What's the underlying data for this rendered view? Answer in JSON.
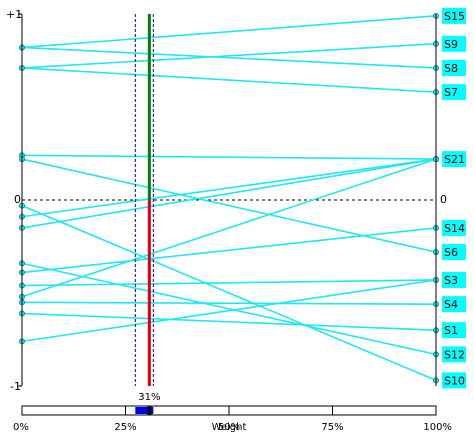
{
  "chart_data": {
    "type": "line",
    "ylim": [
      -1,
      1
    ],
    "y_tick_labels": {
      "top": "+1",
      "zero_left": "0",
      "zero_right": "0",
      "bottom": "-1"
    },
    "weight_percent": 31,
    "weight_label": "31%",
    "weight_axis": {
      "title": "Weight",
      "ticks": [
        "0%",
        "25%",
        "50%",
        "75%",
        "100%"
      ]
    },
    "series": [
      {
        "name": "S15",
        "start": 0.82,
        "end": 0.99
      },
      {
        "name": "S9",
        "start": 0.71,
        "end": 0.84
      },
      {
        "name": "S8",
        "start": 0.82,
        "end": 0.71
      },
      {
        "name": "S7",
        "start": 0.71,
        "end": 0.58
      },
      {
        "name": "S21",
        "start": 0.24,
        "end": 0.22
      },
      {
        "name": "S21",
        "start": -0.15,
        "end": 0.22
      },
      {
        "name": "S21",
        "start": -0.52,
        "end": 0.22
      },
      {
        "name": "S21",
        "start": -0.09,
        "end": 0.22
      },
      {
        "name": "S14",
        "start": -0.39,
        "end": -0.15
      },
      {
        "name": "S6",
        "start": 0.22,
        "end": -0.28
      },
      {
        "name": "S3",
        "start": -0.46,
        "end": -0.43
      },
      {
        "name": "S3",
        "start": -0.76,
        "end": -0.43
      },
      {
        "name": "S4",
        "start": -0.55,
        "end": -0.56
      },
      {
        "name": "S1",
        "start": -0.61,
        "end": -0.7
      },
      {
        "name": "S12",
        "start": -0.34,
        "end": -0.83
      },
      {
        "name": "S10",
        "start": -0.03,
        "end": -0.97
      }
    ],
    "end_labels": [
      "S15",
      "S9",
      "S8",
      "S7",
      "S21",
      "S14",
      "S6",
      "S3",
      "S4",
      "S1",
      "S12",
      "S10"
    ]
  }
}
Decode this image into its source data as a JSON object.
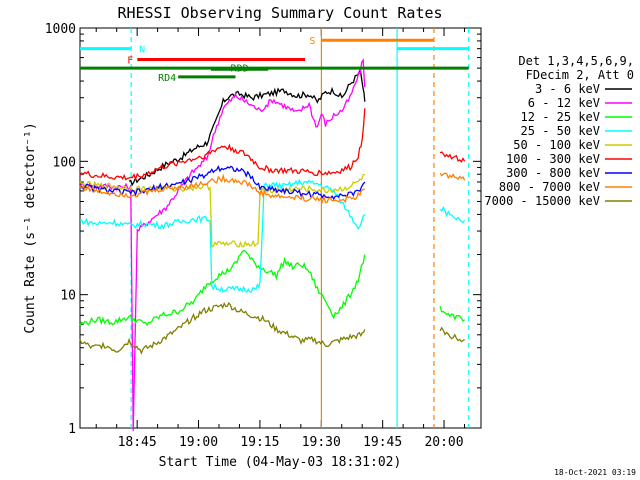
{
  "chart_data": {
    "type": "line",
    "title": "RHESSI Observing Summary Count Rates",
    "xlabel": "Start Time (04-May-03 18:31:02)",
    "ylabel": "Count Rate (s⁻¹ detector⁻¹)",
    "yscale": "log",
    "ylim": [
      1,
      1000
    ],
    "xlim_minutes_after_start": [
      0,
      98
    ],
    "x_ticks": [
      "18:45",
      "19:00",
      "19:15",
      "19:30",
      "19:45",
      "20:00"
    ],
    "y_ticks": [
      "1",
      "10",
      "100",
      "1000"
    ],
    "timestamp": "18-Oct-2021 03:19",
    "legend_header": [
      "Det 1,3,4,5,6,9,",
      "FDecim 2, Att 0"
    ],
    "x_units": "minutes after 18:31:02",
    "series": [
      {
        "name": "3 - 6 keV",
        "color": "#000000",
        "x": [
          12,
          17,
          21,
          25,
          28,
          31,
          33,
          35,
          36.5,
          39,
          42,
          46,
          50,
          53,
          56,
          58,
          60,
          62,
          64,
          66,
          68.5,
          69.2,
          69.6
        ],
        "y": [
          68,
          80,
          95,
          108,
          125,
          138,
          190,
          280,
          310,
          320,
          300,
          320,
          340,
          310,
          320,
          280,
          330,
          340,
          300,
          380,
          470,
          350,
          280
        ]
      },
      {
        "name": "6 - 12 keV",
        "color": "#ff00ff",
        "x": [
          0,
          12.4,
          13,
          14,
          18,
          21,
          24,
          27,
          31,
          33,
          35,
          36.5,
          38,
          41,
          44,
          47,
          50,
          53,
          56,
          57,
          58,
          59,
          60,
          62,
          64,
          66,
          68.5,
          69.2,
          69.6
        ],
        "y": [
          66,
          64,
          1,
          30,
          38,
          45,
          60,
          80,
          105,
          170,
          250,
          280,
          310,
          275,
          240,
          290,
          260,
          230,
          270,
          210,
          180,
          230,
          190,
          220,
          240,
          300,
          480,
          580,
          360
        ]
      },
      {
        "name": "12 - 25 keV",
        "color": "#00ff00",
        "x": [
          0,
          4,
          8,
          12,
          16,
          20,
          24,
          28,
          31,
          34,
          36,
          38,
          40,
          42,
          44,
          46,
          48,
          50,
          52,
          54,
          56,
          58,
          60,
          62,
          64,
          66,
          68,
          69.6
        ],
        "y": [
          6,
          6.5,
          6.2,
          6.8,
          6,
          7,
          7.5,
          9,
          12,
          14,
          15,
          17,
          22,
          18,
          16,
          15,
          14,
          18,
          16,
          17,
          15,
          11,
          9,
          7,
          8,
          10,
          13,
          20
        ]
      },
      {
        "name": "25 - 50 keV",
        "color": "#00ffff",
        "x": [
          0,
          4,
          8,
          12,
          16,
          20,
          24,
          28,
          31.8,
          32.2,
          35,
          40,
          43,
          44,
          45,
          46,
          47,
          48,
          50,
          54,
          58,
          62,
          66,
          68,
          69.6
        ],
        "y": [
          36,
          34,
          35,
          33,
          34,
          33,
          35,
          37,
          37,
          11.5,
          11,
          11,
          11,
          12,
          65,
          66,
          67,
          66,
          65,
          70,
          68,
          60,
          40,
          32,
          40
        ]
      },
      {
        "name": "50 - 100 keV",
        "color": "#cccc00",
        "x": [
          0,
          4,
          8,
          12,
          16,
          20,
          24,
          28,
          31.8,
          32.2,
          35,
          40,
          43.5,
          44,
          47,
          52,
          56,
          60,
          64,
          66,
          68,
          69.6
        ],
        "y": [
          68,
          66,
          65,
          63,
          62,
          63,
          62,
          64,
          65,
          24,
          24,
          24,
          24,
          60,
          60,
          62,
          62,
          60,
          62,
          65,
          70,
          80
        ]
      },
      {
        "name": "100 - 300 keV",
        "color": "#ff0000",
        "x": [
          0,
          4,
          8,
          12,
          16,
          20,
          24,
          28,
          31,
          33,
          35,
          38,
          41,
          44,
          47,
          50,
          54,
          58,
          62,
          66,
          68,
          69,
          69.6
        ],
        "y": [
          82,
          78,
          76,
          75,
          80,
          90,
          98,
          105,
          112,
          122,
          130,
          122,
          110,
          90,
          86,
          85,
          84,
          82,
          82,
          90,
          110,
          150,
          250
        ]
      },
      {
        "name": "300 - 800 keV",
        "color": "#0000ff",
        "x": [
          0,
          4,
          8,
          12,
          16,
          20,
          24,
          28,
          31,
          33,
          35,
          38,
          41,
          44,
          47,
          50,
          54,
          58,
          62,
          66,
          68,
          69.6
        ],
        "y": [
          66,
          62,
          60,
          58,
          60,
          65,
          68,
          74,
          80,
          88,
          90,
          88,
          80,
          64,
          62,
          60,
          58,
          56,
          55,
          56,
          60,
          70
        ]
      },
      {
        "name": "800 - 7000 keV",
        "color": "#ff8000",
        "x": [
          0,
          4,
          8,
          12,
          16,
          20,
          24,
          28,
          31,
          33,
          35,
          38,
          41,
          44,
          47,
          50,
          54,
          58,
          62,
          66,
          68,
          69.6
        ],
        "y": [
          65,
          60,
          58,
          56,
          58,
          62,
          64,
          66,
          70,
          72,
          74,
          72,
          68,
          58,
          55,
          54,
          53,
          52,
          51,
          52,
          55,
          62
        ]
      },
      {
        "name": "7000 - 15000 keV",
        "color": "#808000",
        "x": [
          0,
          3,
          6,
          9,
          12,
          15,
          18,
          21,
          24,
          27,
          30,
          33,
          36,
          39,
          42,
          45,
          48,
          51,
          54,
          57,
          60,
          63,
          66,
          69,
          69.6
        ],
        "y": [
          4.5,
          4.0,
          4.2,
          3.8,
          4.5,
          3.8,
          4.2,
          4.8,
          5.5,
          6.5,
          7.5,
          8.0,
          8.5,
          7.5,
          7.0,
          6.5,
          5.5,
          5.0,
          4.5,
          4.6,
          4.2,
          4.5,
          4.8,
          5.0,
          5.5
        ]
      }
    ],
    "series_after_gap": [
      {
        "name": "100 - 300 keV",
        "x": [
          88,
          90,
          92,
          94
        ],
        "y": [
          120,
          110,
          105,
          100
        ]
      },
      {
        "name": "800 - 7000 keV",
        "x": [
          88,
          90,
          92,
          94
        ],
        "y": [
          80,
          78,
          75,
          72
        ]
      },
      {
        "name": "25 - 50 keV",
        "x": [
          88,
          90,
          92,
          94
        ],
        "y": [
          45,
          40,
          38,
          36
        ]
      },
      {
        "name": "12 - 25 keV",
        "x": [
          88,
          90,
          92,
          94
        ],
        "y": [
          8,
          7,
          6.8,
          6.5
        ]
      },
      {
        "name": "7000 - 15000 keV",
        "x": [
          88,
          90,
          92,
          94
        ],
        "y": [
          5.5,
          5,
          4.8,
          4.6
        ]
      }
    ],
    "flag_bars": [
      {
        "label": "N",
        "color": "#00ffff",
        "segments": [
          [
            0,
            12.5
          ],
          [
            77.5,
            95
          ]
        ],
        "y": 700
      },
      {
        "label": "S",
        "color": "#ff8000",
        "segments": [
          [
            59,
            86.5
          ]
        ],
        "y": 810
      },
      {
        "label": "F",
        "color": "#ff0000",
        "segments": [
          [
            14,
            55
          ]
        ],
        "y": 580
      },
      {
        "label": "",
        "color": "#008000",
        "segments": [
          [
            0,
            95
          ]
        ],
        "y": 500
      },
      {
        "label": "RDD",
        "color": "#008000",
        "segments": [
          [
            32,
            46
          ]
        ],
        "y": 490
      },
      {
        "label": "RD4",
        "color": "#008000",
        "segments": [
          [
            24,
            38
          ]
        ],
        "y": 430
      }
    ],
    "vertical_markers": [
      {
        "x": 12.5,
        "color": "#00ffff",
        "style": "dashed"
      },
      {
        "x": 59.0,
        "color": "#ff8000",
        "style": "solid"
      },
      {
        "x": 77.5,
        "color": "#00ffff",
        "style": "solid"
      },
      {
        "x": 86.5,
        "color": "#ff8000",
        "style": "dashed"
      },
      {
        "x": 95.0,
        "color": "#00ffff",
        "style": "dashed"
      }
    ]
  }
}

== == ==

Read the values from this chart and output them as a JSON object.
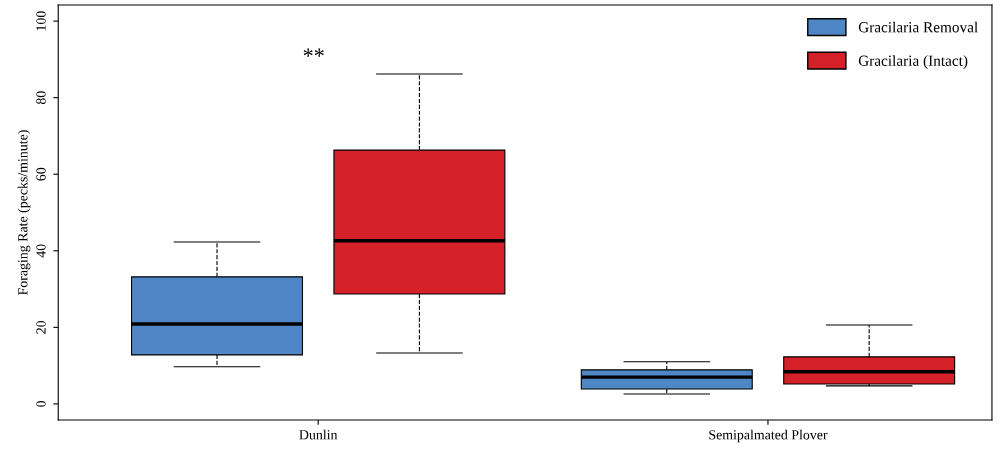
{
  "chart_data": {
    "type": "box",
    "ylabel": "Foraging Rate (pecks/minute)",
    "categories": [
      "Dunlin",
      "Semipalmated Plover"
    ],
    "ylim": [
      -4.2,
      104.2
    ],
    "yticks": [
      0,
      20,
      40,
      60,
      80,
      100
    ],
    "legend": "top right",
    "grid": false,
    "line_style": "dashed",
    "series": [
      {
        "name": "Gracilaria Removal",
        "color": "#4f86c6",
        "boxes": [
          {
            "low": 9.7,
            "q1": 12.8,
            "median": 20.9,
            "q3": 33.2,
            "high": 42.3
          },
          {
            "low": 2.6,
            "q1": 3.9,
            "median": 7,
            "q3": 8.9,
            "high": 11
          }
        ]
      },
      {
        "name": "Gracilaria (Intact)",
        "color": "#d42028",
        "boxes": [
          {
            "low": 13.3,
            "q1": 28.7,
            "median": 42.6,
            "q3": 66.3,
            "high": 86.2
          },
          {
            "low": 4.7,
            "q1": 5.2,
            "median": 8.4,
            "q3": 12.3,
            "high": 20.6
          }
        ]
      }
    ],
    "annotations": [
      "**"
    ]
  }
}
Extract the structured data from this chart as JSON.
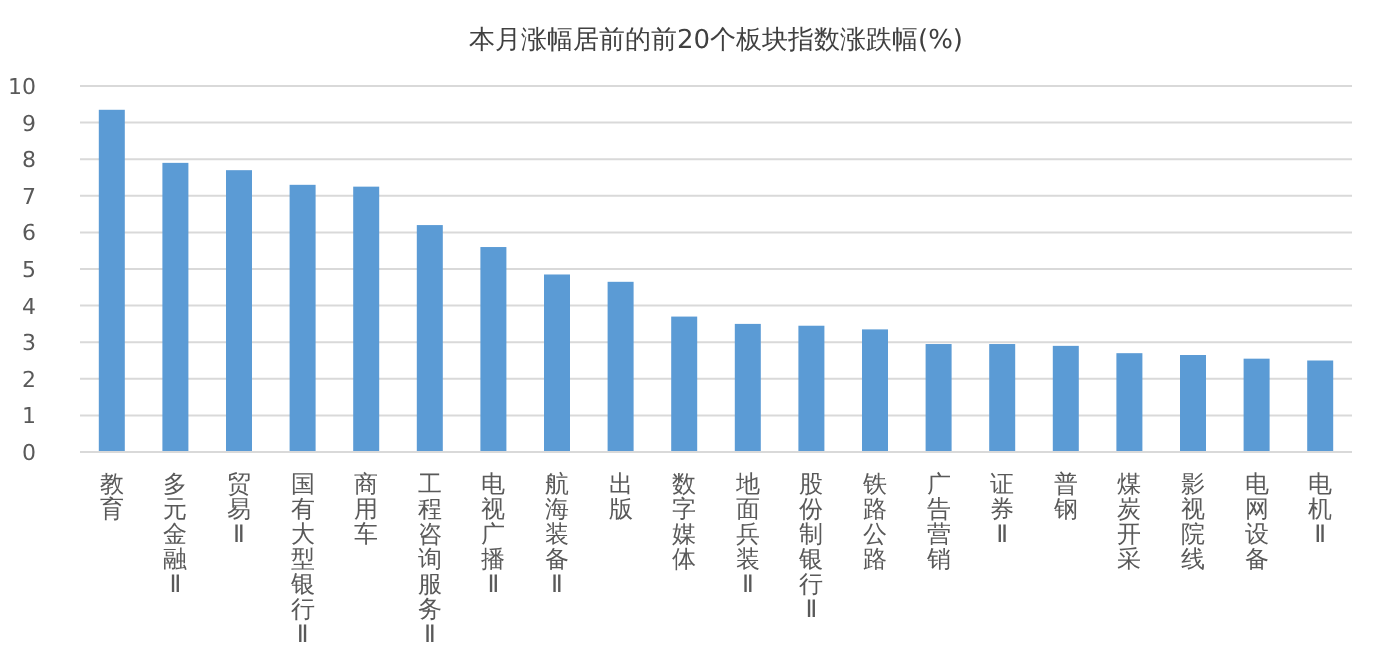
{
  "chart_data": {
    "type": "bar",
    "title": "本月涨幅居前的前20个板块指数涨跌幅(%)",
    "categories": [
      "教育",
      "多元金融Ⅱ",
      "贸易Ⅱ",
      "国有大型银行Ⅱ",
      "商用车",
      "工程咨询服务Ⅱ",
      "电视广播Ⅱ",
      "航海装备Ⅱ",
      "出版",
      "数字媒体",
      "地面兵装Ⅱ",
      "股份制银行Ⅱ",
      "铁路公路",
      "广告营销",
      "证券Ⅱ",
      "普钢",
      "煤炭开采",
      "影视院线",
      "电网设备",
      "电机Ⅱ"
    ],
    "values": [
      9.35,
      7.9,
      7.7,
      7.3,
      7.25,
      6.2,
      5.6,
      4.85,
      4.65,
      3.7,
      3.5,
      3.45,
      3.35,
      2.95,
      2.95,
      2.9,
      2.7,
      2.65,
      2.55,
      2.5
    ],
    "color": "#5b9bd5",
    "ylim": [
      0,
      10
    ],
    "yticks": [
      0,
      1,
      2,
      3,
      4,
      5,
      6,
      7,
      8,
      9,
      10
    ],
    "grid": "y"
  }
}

== == ==

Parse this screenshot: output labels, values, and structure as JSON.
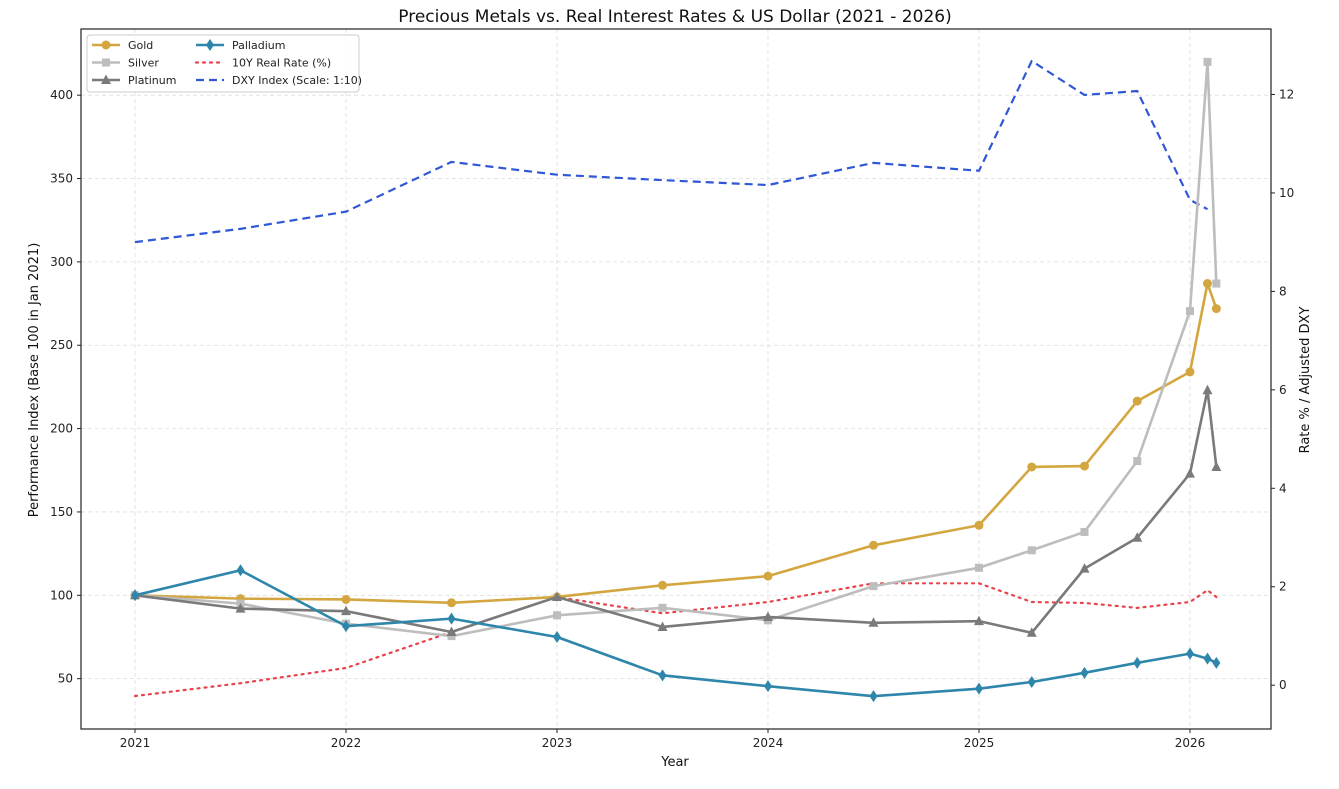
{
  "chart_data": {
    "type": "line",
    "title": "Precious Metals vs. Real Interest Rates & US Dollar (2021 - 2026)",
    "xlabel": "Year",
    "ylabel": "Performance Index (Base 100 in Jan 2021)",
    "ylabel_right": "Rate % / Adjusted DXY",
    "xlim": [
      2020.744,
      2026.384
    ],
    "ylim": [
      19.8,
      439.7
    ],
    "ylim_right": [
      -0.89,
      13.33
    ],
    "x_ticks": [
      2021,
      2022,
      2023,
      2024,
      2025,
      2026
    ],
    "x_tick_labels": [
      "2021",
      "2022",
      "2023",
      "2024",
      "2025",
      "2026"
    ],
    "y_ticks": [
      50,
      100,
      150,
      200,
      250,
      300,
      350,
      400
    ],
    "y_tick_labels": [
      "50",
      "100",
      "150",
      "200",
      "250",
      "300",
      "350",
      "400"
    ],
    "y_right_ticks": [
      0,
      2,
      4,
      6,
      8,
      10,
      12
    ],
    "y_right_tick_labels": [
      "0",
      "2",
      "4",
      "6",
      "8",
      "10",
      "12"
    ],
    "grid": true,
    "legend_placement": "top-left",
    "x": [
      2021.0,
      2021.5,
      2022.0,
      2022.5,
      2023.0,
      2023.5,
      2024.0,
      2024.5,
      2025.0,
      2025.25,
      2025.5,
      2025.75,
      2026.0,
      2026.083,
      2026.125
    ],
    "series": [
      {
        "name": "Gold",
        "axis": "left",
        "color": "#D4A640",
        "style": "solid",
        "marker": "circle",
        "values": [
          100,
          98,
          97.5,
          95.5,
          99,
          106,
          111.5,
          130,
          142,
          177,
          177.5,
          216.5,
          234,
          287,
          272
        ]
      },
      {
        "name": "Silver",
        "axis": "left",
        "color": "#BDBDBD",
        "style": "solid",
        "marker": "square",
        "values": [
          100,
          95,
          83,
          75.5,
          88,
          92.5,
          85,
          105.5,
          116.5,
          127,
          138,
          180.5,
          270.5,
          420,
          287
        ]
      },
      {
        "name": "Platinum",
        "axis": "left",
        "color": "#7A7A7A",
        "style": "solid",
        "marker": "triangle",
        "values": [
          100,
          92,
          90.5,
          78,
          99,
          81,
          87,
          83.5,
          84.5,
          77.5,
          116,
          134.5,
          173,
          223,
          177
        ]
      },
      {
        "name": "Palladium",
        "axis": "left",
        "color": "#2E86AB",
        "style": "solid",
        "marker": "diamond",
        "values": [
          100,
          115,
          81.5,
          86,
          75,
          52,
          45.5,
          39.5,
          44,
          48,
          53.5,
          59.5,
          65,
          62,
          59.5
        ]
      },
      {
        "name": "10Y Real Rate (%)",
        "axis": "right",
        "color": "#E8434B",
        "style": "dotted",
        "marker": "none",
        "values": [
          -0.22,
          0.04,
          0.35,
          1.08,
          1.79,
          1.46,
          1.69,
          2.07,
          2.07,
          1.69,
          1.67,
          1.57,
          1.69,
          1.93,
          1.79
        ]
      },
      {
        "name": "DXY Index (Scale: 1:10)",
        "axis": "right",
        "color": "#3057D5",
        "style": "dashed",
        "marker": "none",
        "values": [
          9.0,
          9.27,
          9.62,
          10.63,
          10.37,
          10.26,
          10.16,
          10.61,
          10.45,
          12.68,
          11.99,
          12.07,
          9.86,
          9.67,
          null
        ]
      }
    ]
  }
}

== == ==

**PROBLEM TO SOLVE**
Exactly how many lines of the listing above contain the string "JSON"? Give no more than the number.

**RESULT FOR THIS EXERCISE**
5